**The problem:** Copy every entry word for word, but skip the pictures.

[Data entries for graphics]
^^^^^^^^

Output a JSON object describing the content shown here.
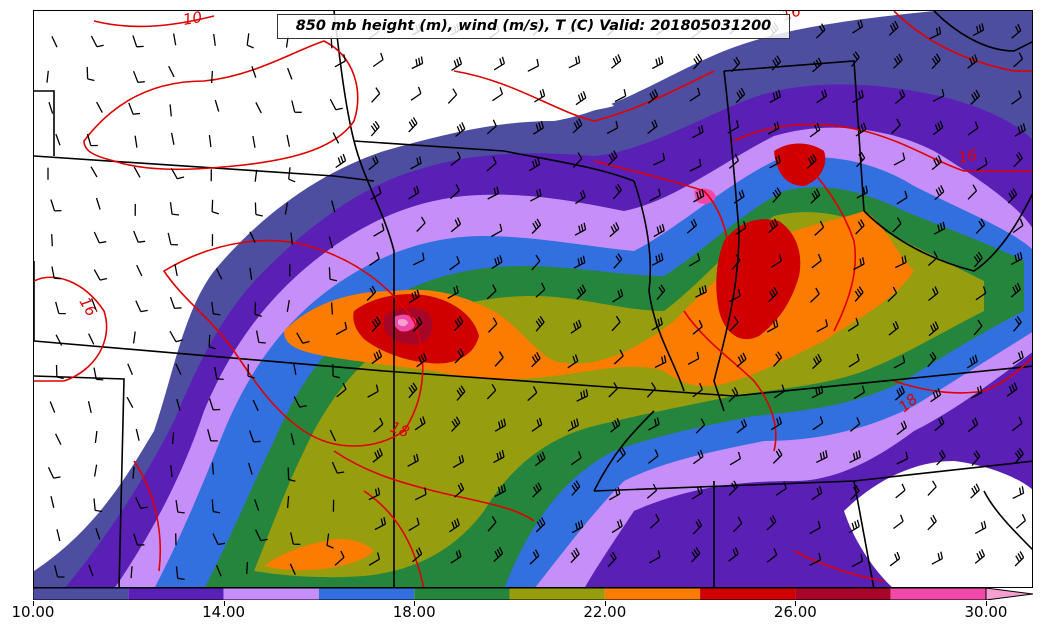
{
  "title": "850 mb height (m), wind (m/s), T (C) Valid: 201805031200",
  "colorbar": {
    "min": 10,
    "max": 30,
    "extend": "max",
    "bins": [
      {
        "from": 10,
        "to": 12,
        "color": "#4d4ea0"
      },
      {
        "from": 12,
        "to": 14,
        "color": "#5a1fb5"
      },
      {
        "from": 14,
        "to": 16,
        "color": "#c68ef8"
      },
      {
        "from": 16,
        "to": 18,
        "color": "#3270df"
      },
      {
        "from": 18,
        "to": 20,
        "color": "#25853c"
      },
      {
        "from": 20,
        "to": 22,
        "color": "#969d0e"
      },
      {
        "from": 22,
        "to": 24,
        "color": "#fb7c00"
      },
      {
        "from": 24,
        "to": 26,
        "color": "#d00000"
      },
      {
        "from": 26,
        "to": 28,
        "color": "#a80628"
      },
      {
        "from": 28,
        "to": 30,
        "color": "#f048a6"
      },
      {
        "from": 30,
        "to": null,
        "color": "#f6a0d0"
      }
    ],
    "tick_labels": [
      "10.00",
      "14.00",
      "18.00",
      "22.00",
      "26.00",
      "30.00"
    ],
    "tick_values": [
      10,
      14,
      18,
      22,
      26,
      30
    ]
  },
  "contour_labels": [
    "10",
    "16",
    "16",
    "16",
    "18",
    "18"
  ],
  "colors": {
    "temperature_contour": "#e00000",
    "state_borders": "#000000",
    "wind_barbs": "#000000"
  }
}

^^^^^^^^

**Correct output:**
Output a JSON object describing the content shown here.
{
  "title": "850 mb height (m), wind (m/s), T (C) Valid: 201805031200",
  "colorbar": {
    "min": 10,
    "max": 30,
    "extend": "max",
    "bins": [
      {
        "from": 10,
        "to": 12,
        "color": "#4d4ea0"
      },
      {
        "from": 12,
        "to": 14,
        "color": "#5a1fb5"
      },
      {
        "from": 14,
        "to": 16,
        "color": "#c68ef8"
      },
      {
        "from": 16,
        "to": 18,
        "color": "#3270df"
      },
      {
        "from": 18,
        "to": 20,
        "color": "#25853c"
      },
      {
        "from": 20,
        "to": 22,
        "color": "#969d0e"
      },
      {
        "from": 22,
        "to": 24,
        "color": "#fb7c00"
      },
      {
        "from": 24,
        "to": 26,
        "color": "#d00000"
      },
      {
        "from": 26,
        "to": 28,
        "color": "#a80628"
      },
      {
        "from": 28,
        "to": 30,
        "color": "#f048a6"
      },
      {
        "from": 30,
        "to": null,
        "color": "#f6a0d0"
      }
    ],
    "tick_labels": [
      "10.00",
      "14.00",
      "18.00",
      "22.00",
      "26.00",
      "30.00"
    ],
    "tick_values": [
      10,
      14,
      18,
      22,
      26,
      30
    ]
  },
  "contour_labels": [
    "10",
    "16",
    "16",
    "16",
    "18",
    "18"
  ],
  "colors": {
    "temperature_contour": "#e00000",
    "state_borders": "#000000",
    "wind_barbs": "#000000"
  }
}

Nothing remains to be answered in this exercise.